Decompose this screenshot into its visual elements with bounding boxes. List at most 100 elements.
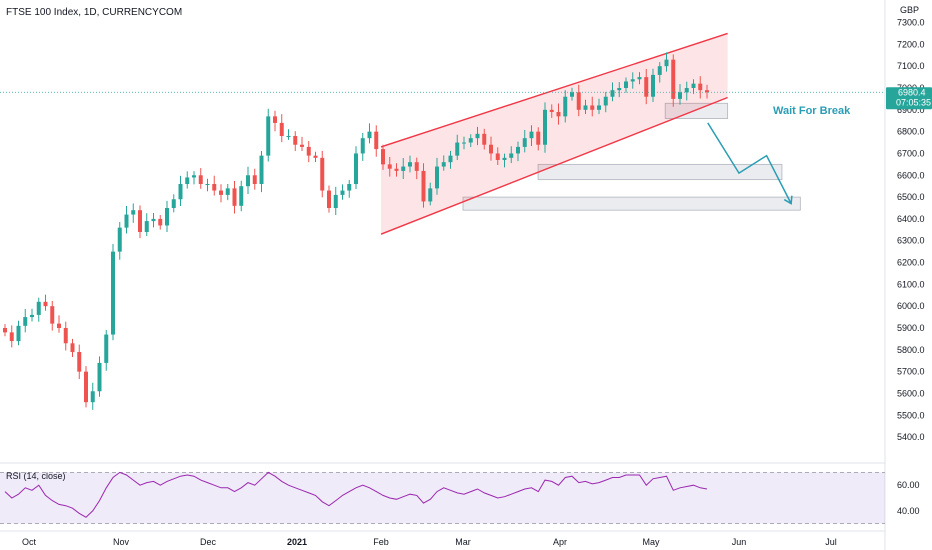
candle-body xyxy=(671,59,676,99)
candle-body xyxy=(273,116,277,123)
time-tick-label: Mar xyxy=(455,537,471,547)
price-tick-label: 5900.0 xyxy=(897,323,925,333)
price-tick-label: 5700.0 xyxy=(897,367,925,377)
time-tick-label: Nov xyxy=(113,537,130,547)
candle-body xyxy=(225,188,230,195)
time-tick-label: Oct xyxy=(22,537,37,547)
candle-body xyxy=(3,328,7,333)
candle-body xyxy=(468,138,473,143)
candle-body xyxy=(252,175,257,184)
currency-label: GBP xyxy=(900,5,919,15)
candle-body xyxy=(16,325,21,342)
candle-body xyxy=(347,184,352,191)
channel-lower-line[interactable] xyxy=(380,96,728,235)
candle-body xyxy=(259,155,264,184)
support-zone[interactable] xyxy=(537,163,783,181)
price-tick-label: 6800.0 xyxy=(897,127,925,137)
price-tick-label: 5600.0 xyxy=(897,388,925,398)
price-axis-ticks: 7300.07200.07100.07000.06900.06800.06700… xyxy=(897,18,925,443)
time-tick-label: Jun xyxy=(732,537,747,547)
candle-body xyxy=(414,162,419,171)
candle-body xyxy=(556,112,561,117)
time-axis-labels: Oct Nov Dec 2021 Feb Mar Apr May Jun Jul xyxy=(22,537,837,547)
candle-body xyxy=(529,131,534,139)
candle-body xyxy=(205,184,210,185)
candle-body xyxy=(576,92,581,110)
candle-body xyxy=(394,168,399,171)
candle-body xyxy=(354,153,358,184)
candle-body xyxy=(30,314,34,318)
price-tick-label: 6100.0 xyxy=(897,279,925,289)
time-tick-label: Feb xyxy=(373,537,389,547)
price-tick-label: 5800.0 xyxy=(897,345,925,355)
candle-body xyxy=(448,155,453,163)
candle-body xyxy=(644,77,649,97)
candle-body xyxy=(138,210,142,232)
candle-body xyxy=(563,96,568,117)
candle-body xyxy=(43,301,48,307)
projection-path[interactable] xyxy=(707,122,792,204)
candle-body xyxy=(340,190,345,195)
rsi-tick-label: 40.00 xyxy=(897,506,920,516)
support-zone[interactable] xyxy=(462,196,801,211)
candle-body xyxy=(651,74,655,97)
candle-body xyxy=(178,184,183,200)
candle-body xyxy=(232,188,237,206)
rsi-line xyxy=(4,471,708,518)
price-tick-label: 6600.0 xyxy=(897,170,925,180)
candle-body xyxy=(192,175,196,178)
wait-for-break-annotation[interactable]: Wait For Break xyxy=(773,105,851,117)
candle-body xyxy=(435,166,439,189)
candle-body xyxy=(482,133,487,145)
candle-body xyxy=(219,190,223,195)
time-tick-label: Apr xyxy=(553,537,567,547)
price-tick-label: 7300.0 xyxy=(897,18,925,28)
candle-body xyxy=(165,208,169,226)
candle-body xyxy=(239,186,244,206)
candle-body xyxy=(84,371,88,403)
candle-body xyxy=(691,83,696,88)
support-zones xyxy=(462,102,801,211)
candle-body xyxy=(333,194,338,208)
candle-body xyxy=(489,144,493,154)
projection-arrowhead xyxy=(783,195,793,205)
candle-body xyxy=(509,153,514,158)
candle-body xyxy=(543,109,547,145)
candle-body xyxy=(117,227,122,252)
candle-body xyxy=(131,210,136,215)
candles xyxy=(3,52,709,410)
candle-body xyxy=(313,155,318,158)
candle-body xyxy=(90,391,95,403)
channel-upper-line[interactable] xyxy=(380,32,728,148)
candle-body xyxy=(590,105,595,110)
candle-body xyxy=(158,218,163,226)
candle-body xyxy=(104,334,109,363)
candle-body xyxy=(462,142,466,144)
time-tick-label: Dec xyxy=(200,537,217,547)
candle-body xyxy=(597,105,601,110)
candle-body xyxy=(23,317,28,326)
candle-body xyxy=(124,214,129,228)
price-channel[interactable] xyxy=(380,32,728,235)
candle-body xyxy=(570,92,574,97)
price-tick-label: 7200.0 xyxy=(897,39,925,49)
support-zone[interactable] xyxy=(664,102,729,119)
price-tick-label: 7100.0 xyxy=(897,61,925,71)
candle-body xyxy=(516,146,520,154)
candle-body xyxy=(637,77,642,80)
candle-body xyxy=(327,190,331,208)
price-tick-label: 6300.0 xyxy=(897,236,925,246)
chart-title: FTSE 100 Index, 1D, CURRENCYCOM xyxy=(6,7,182,18)
candle-body xyxy=(522,138,527,147)
candle-body xyxy=(549,109,554,112)
candle-body xyxy=(603,96,608,106)
candle-body xyxy=(111,251,115,335)
time-tick-label: May xyxy=(642,537,660,547)
candle-body xyxy=(63,328,68,344)
candle-body xyxy=(475,133,480,139)
time-tick-label: Jul xyxy=(825,537,837,547)
projection-arrow[interactable] xyxy=(707,122,793,205)
candle-body xyxy=(367,131,372,139)
candle-body xyxy=(678,92,682,99)
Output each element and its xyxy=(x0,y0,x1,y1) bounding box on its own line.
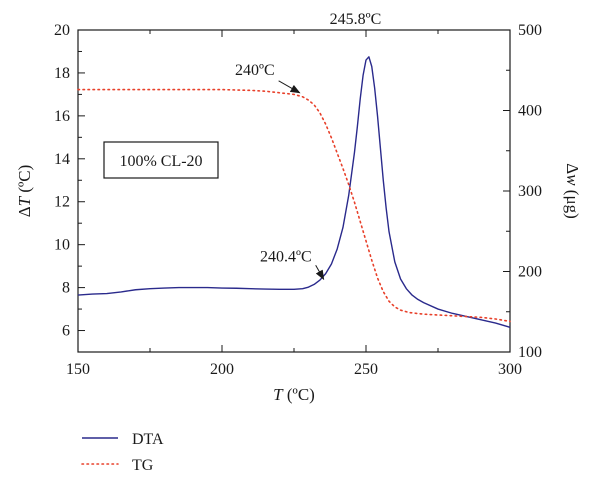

## PROBLEM DESCRIPTION
Rewrite these rows with every "candle-body" changed to "bar-body" and nothing else altered. Leave the pictures out.

## SOLUTION TO THIS EXERCISE
Decompose this screenshot into its visual elements with bounding boxes. List at most 100 elements.
bar-body xyxy=(671,59,676,99)
bar-body xyxy=(273,116,277,123)
time-tick-label: Mar xyxy=(455,537,471,547)
price-tick-label: 5900.0 xyxy=(897,323,925,333)
price-tick-label: 5700.0 xyxy=(897,367,925,377)
time-tick-label: Nov xyxy=(113,537,130,547)
bar-body xyxy=(225,188,230,195)
time-tick-label: Oct xyxy=(22,537,37,547)
bar-body xyxy=(3,328,7,333)
bar-body xyxy=(468,138,473,143)
bar-body xyxy=(252,175,257,184)
currency-label: GBP xyxy=(900,5,919,15)
bar-body xyxy=(16,325,21,342)
bar-body xyxy=(347,184,352,191)
channel-lower-line[interactable] xyxy=(380,96,728,235)
bar-body xyxy=(259,155,264,184)
support-zone[interactable] xyxy=(537,163,783,181)
price-tick-label: 6800.0 xyxy=(897,127,925,137)
price-tick-label: 5600.0 xyxy=(897,388,925,398)
price-axis-ticks: 7300.07200.07100.07000.06900.06800.06700… xyxy=(897,18,925,443)
time-tick-label: Jun xyxy=(732,537,747,547)
bar-body xyxy=(414,162,419,171)
bar-body xyxy=(556,112,561,117)
time-axis-labels: Oct Nov Dec 2021 Feb Mar Apr May Jun Jul xyxy=(22,537,837,547)
bar-body xyxy=(529,131,534,139)
bar-body xyxy=(205,184,210,185)
bar-body xyxy=(576,92,581,110)
bar-body xyxy=(394,168,399,171)
bar-body xyxy=(354,153,358,184)
bar-body xyxy=(30,314,34,318)
price-tick-label: 6100.0 xyxy=(897,279,925,289)
time-tick-label: Feb xyxy=(373,537,389,547)
price-tick-label: 5800.0 xyxy=(897,345,925,355)
bar-body xyxy=(448,155,453,163)
bar-body xyxy=(644,77,649,97)
bar-body xyxy=(138,210,142,232)
bar-body xyxy=(563,96,568,117)
bar-body xyxy=(43,301,48,307)
projection-path[interactable] xyxy=(707,122,792,204)
bar-body xyxy=(340,190,345,195)
rsi-tick-label: 40.00 xyxy=(897,506,920,516)
support-zone[interactable] xyxy=(462,196,801,211)
bar-body xyxy=(651,74,655,97)
bar-body xyxy=(178,184,183,200)
bar-body xyxy=(232,188,237,206)
rsi-line xyxy=(4,471,708,518)
price-tick-label: 6600.0 xyxy=(897,170,925,180)
bar-body xyxy=(192,175,196,178)
wait-for-break-annotation[interactable]: Wait For Break xyxy=(773,105,851,117)
bar-body xyxy=(435,166,439,189)
bar-body xyxy=(482,133,487,145)
bar-body xyxy=(219,190,223,195)
time-tick-label: Apr xyxy=(553,537,567,547)
price-tick-label: 7300.0 xyxy=(897,18,925,28)
bar-body xyxy=(165,208,169,226)
bar-body xyxy=(239,186,244,206)
bar-body xyxy=(84,371,88,403)
bar-body xyxy=(691,83,696,88)
support-zones xyxy=(462,102,801,211)
bar-body xyxy=(333,194,338,208)
bar-body xyxy=(489,144,493,154)
projection-arrowhead xyxy=(783,195,793,205)
bar-body xyxy=(509,153,514,158)
bar-body xyxy=(543,109,547,145)
bar-body xyxy=(117,227,122,252)
bar-body xyxy=(131,210,136,215)
candles xyxy=(3,52,709,410)
bar-body xyxy=(313,155,318,158)
bar-body xyxy=(90,391,95,403)
channel-upper-line[interactable] xyxy=(380,32,728,148)
bar-body xyxy=(590,105,595,110)
bar-body xyxy=(158,218,163,226)
bar-body xyxy=(104,334,109,363)
bar-body xyxy=(462,142,466,144)
time-tick-label: Dec xyxy=(200,537,217,547)
bar-body xyxy=(597,105,601,110)
bar-body xyxy=(23,317,28,326)
bar-body xyxy=(124,214,129,228)
price-channel[interactable] xyxy=(380,32,728,235)
bar-body xyxy=(570,92,574,97)
price-tick-label: 7200.0 xyxy=(897,39,925,49)
support-zone[interactable] xyxy=(664,102,729,119)
price-tick-label: 7100.0 xyxy=(897,61,925,71)
bar-body xyxy=(516,146,520,154)
bar-body xyxy=(637,77,642,80)
bar-body xyxy=(327,190,331,208)
price-tick-label: 6300.0 xyxy=(897,236,925,246)
chart-title: FTSE 100 Index, 1D, CURRENCYCOM xyxy=(6,7,182,18)
bar-body xyxy=(522,138,527,147)
bar-body xyxy=(549,109,554,112)
bar-body xyxy=(603,96,608,106)
bar-body xyxy=(111,251,115,335)
time-tick-label: May xyxy=(642,537,660,547)
bar-body xyxy=(63,328,68,344)
bar-body xyxy=(475,133,480,139)
time-tick-label: Jul xyxy=(825,537,837,547)
projection-arrow[interactable] xyxy=(707,122,793,205)
bar-body xyxy=(367,131,372,139)
bar-body xyxy=(678,92,682,99)
Output each element and its xyxy=(x0,y0,x1,y1) bounding box on its own line.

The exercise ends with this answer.